_Directions_
Give the entries again, word for word.

————

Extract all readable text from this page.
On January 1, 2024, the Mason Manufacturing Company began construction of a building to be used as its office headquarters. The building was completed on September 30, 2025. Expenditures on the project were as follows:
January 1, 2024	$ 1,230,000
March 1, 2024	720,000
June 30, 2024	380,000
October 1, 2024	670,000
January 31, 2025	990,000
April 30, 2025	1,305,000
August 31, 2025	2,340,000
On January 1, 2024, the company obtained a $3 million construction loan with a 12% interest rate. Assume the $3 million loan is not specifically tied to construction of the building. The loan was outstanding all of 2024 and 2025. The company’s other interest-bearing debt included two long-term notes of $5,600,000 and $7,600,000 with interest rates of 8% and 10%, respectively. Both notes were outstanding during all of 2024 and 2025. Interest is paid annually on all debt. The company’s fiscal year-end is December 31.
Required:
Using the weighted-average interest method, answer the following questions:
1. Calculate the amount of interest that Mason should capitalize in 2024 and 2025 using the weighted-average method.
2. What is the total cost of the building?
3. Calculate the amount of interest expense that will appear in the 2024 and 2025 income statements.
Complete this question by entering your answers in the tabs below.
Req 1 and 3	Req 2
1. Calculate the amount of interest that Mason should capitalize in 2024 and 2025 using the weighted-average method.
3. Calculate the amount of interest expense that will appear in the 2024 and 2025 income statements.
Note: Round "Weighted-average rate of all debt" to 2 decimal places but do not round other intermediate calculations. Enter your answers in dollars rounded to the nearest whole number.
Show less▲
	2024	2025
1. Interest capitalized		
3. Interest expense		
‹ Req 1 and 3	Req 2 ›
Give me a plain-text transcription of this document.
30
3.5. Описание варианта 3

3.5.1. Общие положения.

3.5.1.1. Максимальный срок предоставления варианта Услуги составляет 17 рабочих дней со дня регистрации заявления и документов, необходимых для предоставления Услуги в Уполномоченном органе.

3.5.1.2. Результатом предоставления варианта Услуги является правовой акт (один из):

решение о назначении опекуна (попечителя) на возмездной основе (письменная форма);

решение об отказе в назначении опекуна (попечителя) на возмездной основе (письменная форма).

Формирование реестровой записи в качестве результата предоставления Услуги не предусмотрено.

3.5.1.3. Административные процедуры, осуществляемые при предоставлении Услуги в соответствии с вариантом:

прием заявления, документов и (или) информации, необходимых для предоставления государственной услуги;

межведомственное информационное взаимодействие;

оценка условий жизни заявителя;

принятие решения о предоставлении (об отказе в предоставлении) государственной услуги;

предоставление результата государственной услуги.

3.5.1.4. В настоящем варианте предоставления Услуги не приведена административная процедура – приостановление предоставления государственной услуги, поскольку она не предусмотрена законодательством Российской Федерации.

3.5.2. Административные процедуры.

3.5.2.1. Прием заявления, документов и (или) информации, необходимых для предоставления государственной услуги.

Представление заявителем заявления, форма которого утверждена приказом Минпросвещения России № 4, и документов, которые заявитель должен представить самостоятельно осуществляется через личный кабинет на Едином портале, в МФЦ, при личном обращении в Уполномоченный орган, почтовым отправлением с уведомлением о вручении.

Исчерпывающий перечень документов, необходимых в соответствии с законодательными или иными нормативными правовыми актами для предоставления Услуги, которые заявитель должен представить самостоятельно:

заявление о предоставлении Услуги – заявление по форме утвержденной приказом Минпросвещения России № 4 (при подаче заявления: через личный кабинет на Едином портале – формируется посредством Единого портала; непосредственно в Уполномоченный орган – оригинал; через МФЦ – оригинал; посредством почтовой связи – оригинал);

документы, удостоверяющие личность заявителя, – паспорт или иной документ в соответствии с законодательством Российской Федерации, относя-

————

_Final answer_
Extract all readable text from this page.
On January 1, 2024, the Mason Manufacturing Company began construction of a building to be used as its office headquarters. The building was completed on September 30, 2025. Expenditures on the project were as follows:
January 1, 2024	$ 1,230,000
March 1, 2024	720,000
June 30, 2024	380,000
October 1, 2024	670,000
January 31, 2025	990,000
April 30, 2025	1,305,000
August 31, 2025	2,340,000
On January 1, 2024, the company obtained a $3 million construction loan with a 12% interest rate. Assume the $3 million loan is not specifically tied to construction of the building. The loan was outstanding all of 2024 and 2025. The company’s other interest-bearing debt included two long-term notes of $5,600,000 and $7,600,000 with interest rates of 8% and 10%, respectively. Both notes were outstanding during all of 2024 and 2025. Interest is paid annually on all debt. The company’s fiscal year-end is December 31.
Required:
Using the weighted-average interest method, answer the following questions:
1. Calculate the amount of interest that Mason should capitalize in 2024 and 2025 using the weighted-average method.
2. What is the total cost of the building?
3. Calculate the amount of interest expense that will appear in the 2024 and 2025 income statements.
Complete this question by entering your answers in the tabs below.
Req 1 and 3	Req 2
1. Calculate the amount of interest that Mason should capitalize in 2024 and 2025 using the weighted-average method.
3. Calculate the amount of interest expense that will appear in the 2024 and 2025 income statements.
Note: Round "Weighted-average rate of all debt" to 2 decimal places but do not round other intermediate calculations. Enter your answers in dollars rounded to the nearest whole number.
Show less▲
	2024	2025
1. Interest capitalized		
3. Interest expense		
‹ Req 1 and 3	Req 2 ›
Give me a plain-text transcription of this document.
30
3.5. Описание варианта 3

3.5.1. Общие положения.

3.5.1.1. Максимальный срок предоставления варианта Услуги составляет 17 рабочих дней со дня регистрации заявления и документов, необходимых для предоставления Услуги в Уполномоченном органе.

3.5.1.2. Результатом предоставления варианта Услуги является правовой акт (один из):

решение о назначении опекуна (попечителя) на возмездной основе (письменная форма);

решение об отказе в назначении опекуна (попечителя) на возмездной основе (письменная форма).

Формирование реестровой записи в качестве результата предоставления Услуги не предусмотрено.

3.5.1.3. Административные процедуры, осуществляемые при предоставлении Услуги в соответствии с вариантом:

прием заявления, документов и (или) информации, необходимых для предоставления государственной услуги;

межведомственное информационное взаимодействие;

оценка условий жизни заявителя;

принятие решения о предоставлении (об отказе в предоставлении) государственной услуги;

предоставление результата государственной услуги.

3.5.1.4. В настоящем варианте предоставления Услуги не приведена административная процедура – приостановление предоставления государственной услуги, поскольку она не предусмотрена законодательством Российской Федерации.

3.5.2. Административные процедуры.

3.5.2.1. Прием заявления, документов и (или) информации, необходимых для предоставления государственной услуги.

Представление заявителем заявления, форма которого утверждена приказом Минпросвещения России № 4, и документов, которые заявитель должен представить самостоятельно осуществляется через личный кабинет на Едином портале, в МФЦ, при личном обращении в Уполномоченный орган, почтовым отправлением с уведомлением о вручении.

Исчерпывающий перечень документов, необходимых в соответствии с законодательными или иными нормативными правовыми актами для предоставления Услуги, которые заявитель должен представить самостоятельно:

заявление о предоставлении Услуги – заявление по форме утвержденной приказом Минпросвещения России № 4 (при подаче заявления: через личный кабинет на Едином портале – формируется посредством Единого портала; непосредственно в Уполномоченный орган – оригинал; через МФЦ – оригинал; посредством почтовой связи – оригинал);

документы, удостоверяющие личность заявителя, – паспорт или иной документ в соответствии с законодательством Российской Федерации, относя-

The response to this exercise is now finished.